>> BEGIN TASK INPUT
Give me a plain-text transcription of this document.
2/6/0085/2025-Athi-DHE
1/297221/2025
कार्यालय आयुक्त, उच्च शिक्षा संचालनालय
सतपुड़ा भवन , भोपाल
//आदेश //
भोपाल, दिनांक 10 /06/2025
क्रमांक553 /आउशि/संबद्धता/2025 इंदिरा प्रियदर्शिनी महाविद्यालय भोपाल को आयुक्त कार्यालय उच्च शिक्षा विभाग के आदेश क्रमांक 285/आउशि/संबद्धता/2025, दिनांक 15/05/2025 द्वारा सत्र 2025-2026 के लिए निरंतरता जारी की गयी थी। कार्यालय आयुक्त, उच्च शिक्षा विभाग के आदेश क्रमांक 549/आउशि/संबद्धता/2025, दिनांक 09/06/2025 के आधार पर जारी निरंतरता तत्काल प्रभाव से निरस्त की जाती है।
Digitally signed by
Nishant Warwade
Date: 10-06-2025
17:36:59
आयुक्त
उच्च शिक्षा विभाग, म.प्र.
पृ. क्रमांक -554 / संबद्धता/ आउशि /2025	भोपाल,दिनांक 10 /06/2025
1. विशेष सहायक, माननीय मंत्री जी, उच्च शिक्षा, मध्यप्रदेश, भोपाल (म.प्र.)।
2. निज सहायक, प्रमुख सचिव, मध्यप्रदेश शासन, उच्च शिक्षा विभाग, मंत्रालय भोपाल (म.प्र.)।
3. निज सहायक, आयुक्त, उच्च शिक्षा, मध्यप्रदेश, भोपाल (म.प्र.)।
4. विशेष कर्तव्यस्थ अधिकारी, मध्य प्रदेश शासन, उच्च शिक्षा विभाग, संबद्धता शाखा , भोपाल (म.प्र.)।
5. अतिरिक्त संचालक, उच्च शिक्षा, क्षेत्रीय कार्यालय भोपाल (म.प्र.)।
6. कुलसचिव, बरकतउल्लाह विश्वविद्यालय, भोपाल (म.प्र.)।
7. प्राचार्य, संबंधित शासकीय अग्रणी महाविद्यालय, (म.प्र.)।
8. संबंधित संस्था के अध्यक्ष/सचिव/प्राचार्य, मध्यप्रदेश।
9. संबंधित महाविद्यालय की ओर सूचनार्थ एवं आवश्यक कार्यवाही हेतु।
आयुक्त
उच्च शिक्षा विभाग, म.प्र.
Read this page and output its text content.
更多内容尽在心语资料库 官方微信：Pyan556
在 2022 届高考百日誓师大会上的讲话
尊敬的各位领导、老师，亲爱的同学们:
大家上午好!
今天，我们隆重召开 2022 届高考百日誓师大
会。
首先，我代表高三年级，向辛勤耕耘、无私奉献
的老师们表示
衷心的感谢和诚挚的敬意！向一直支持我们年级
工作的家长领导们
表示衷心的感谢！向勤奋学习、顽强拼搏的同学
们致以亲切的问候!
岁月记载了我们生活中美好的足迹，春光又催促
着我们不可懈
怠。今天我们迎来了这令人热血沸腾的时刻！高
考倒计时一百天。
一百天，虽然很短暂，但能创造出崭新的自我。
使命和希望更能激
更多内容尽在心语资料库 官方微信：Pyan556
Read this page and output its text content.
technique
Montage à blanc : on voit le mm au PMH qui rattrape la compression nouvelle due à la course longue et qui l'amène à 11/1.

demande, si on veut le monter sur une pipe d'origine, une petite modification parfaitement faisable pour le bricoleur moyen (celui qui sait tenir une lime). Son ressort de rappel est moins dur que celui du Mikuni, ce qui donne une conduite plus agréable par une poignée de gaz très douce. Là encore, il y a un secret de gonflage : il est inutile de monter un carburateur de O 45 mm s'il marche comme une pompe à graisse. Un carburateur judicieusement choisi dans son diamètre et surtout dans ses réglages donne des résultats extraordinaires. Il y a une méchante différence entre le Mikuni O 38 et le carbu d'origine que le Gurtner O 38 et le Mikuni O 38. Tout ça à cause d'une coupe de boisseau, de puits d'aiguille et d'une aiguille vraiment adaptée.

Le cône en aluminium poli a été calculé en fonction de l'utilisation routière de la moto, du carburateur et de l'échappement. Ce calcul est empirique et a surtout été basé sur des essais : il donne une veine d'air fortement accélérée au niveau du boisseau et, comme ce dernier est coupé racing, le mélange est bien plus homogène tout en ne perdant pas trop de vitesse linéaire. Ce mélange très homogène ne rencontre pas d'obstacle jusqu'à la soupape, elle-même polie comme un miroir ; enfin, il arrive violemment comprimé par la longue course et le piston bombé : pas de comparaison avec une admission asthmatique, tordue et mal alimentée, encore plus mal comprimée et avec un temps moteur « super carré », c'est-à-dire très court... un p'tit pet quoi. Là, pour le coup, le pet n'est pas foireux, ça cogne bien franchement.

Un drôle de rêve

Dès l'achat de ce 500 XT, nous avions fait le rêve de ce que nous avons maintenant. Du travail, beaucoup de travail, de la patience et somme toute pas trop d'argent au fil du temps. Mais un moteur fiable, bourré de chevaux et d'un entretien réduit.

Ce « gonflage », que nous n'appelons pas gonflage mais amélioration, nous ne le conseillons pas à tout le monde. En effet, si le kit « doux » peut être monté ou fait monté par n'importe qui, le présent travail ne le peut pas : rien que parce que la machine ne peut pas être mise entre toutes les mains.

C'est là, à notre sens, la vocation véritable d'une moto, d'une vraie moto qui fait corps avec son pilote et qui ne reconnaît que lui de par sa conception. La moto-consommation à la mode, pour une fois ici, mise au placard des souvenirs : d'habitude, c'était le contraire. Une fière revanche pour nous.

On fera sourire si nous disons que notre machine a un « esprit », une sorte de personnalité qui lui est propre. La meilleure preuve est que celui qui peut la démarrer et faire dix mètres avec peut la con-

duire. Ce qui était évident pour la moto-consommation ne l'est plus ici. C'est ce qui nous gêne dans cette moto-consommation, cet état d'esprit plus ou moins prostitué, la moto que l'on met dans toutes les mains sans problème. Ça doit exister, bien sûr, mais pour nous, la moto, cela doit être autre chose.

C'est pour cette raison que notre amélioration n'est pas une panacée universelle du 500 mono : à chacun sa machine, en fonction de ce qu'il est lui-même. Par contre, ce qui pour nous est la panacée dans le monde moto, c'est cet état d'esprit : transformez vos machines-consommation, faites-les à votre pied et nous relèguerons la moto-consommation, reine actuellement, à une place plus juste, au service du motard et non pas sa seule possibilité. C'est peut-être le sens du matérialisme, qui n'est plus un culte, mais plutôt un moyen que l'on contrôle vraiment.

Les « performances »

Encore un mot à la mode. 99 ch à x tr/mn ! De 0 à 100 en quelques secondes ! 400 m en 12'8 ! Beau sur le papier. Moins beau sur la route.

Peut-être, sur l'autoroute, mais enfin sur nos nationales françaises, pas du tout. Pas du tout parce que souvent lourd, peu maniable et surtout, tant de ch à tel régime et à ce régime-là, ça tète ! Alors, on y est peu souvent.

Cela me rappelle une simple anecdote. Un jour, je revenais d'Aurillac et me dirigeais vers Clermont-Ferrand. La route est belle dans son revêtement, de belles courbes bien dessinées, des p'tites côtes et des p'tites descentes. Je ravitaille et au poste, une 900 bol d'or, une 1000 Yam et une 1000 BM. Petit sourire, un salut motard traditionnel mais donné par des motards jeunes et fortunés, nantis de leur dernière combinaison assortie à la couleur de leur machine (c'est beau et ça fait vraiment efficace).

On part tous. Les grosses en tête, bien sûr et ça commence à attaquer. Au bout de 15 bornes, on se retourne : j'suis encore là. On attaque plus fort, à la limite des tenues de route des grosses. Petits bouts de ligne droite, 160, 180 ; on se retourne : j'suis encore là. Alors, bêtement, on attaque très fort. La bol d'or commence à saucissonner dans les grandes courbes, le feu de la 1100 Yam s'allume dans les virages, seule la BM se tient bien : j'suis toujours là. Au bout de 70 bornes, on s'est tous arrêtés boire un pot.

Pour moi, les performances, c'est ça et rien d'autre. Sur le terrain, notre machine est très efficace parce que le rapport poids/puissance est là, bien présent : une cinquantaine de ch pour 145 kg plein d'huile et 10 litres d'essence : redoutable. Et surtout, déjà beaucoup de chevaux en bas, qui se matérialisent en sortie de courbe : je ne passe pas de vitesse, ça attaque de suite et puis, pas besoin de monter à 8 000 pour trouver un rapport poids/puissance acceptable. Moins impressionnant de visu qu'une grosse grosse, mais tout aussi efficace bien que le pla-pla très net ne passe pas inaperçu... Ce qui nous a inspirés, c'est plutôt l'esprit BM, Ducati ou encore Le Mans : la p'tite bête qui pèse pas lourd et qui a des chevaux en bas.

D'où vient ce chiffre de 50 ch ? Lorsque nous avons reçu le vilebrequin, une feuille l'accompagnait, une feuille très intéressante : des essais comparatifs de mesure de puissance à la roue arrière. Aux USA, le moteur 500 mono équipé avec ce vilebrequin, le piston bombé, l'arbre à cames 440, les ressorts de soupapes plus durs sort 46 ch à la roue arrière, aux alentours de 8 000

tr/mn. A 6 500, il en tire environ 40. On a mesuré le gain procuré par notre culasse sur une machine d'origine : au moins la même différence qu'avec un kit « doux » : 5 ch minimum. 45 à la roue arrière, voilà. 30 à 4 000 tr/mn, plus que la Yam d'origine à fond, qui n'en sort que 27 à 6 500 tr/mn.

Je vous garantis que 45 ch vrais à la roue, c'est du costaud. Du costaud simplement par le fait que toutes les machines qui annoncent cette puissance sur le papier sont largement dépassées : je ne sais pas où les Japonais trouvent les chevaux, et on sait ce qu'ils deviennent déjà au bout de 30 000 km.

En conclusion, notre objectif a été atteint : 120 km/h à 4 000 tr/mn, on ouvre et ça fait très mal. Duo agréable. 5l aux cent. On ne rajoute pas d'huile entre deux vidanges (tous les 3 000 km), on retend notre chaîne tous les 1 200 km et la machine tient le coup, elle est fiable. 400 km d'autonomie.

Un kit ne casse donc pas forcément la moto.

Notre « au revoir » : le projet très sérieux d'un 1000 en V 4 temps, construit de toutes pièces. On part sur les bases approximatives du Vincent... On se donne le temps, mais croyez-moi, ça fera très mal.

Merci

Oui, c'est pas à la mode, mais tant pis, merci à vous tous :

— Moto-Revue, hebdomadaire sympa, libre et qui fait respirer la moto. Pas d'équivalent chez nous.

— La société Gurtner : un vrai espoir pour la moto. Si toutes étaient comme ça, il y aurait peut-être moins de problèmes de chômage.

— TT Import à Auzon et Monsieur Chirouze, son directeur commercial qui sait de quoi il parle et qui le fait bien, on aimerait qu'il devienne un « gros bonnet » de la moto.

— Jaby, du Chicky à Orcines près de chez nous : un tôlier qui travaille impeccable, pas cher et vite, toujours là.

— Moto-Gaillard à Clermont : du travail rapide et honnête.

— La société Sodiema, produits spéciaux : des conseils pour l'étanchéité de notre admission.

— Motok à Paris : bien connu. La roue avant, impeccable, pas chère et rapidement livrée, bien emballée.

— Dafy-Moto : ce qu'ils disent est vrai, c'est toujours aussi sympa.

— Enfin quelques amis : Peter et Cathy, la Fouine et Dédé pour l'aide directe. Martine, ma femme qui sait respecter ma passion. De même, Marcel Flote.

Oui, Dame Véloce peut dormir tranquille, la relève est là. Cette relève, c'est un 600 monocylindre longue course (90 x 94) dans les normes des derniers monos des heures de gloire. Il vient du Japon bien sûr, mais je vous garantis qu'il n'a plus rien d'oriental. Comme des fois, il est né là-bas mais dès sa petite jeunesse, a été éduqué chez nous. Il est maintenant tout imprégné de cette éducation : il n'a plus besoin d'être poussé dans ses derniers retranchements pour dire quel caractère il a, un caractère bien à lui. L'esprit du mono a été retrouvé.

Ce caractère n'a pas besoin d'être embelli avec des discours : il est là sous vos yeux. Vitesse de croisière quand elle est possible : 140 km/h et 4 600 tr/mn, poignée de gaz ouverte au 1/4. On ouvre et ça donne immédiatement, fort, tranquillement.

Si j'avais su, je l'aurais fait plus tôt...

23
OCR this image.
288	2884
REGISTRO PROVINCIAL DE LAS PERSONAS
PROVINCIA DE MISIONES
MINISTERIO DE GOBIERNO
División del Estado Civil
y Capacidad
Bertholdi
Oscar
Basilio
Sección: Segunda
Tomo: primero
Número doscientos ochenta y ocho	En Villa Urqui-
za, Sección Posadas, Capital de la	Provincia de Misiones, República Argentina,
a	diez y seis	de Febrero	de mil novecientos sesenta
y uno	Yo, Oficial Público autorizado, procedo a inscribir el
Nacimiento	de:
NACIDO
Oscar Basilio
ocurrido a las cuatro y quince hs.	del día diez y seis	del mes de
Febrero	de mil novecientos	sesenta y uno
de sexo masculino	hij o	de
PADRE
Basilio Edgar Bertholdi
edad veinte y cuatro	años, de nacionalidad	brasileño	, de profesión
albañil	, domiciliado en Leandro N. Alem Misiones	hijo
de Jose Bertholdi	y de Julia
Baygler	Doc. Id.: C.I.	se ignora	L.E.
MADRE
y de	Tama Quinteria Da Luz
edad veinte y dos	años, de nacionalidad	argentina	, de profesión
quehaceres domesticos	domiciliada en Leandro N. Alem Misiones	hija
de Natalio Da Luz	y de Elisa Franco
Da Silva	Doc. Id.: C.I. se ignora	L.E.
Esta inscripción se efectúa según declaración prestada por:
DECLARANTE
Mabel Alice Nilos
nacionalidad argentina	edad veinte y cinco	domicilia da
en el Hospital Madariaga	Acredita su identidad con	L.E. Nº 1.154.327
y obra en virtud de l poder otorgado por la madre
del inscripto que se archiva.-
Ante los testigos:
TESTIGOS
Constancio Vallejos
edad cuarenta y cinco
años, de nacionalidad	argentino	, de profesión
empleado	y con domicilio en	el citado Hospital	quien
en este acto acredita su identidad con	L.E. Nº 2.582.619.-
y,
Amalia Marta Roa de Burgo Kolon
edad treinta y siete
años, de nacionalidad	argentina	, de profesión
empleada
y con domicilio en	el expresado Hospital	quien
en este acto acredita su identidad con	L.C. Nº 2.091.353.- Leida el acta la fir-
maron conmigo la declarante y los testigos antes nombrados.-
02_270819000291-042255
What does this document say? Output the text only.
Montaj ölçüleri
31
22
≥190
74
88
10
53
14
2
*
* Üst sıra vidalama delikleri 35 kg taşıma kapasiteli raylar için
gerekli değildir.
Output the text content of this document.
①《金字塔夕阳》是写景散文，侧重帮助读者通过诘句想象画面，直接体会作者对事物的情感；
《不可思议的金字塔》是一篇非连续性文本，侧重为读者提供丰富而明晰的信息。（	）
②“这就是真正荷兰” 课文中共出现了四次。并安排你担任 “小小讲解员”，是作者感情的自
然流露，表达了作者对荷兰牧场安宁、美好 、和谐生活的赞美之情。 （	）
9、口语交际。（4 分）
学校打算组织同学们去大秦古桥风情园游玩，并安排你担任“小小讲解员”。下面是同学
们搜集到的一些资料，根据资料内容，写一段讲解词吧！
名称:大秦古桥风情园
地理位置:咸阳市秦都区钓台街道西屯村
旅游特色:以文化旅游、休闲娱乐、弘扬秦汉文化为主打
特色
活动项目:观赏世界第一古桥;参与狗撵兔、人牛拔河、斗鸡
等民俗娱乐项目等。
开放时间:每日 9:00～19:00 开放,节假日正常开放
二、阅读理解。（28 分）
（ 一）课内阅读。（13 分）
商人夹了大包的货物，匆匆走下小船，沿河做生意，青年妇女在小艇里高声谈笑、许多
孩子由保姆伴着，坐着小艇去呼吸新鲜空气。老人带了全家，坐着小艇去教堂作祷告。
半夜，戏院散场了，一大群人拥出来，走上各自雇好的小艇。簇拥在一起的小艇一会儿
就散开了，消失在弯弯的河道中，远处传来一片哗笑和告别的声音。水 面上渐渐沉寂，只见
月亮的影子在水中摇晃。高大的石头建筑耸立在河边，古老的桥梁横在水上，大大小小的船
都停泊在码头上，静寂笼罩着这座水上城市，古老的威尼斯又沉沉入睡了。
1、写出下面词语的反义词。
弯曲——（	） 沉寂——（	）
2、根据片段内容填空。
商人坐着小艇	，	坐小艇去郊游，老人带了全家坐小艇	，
>> END TASK INPUT
WHAT YOU NEED TO DO: List all lines from the entries that include the word "déjà".

IN RESPONSE:
Pour moi, les performances, c'est ça et rien d'autre. Sur le terrain, notre machine est très efficace parce que le rapport poids/puissance est là, bien présent : une cinquantaine de ch pour 145 kg plein d'huile et 10 litres d'essence : redoutable. Et surtout, déjà beaucoup de chevaux en bas, qui se matérialisent en sortie de courbe : je ne passe pas de vitesse, ça attaque de suite et puis, pas besoin de monter à 8 000 pour trouver un rapport poids/puissance acceptable. Moins impressionnant de visu qu'une grosse grosse, mais tout aussi efficace bien que le pla-pla très net ne passe pas inaperçu... Ce qui nous a inspirés, c'est plutôt l'esprit BM, Ducati ou encore Le Mans : la p'tite bête qui pèse pas lourd et qui a des chevaux en bas.
Je vous garantis que 45 ch vrais à la roue, c'est du costaud. Du costaud simplement par le fait que toutes les machines qui annoncent cette puissance sur le papier sont largement dépassées : je ne sais pas où les Japonais trouvent les chevaux, et on sait ce qu'ils deviennent déjà au bout de 30 000 km.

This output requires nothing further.